Records for processing:

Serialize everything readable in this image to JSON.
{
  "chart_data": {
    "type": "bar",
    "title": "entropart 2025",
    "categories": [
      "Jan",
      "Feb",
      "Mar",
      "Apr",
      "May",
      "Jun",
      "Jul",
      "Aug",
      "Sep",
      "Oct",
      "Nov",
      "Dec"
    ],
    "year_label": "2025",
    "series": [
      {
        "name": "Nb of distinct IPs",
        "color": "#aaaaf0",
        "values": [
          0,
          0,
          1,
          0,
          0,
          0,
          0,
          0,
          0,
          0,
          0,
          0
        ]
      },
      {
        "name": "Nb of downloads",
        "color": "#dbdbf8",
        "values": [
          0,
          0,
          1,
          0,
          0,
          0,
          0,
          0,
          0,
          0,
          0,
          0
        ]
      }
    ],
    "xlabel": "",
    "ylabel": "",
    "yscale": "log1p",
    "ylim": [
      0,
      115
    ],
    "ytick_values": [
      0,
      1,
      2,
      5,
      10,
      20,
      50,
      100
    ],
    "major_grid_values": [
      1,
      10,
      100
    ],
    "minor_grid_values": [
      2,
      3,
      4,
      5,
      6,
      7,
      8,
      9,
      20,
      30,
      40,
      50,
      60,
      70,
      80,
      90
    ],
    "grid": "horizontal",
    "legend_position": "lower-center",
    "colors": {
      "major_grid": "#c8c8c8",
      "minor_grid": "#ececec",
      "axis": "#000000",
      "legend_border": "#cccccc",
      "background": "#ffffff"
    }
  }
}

Instructions for the task: Where a line of the records above holds the word "name", copy that line.

Reply:
        "name": "Nb of distinct IPs",
        "name": "Nb of downloads",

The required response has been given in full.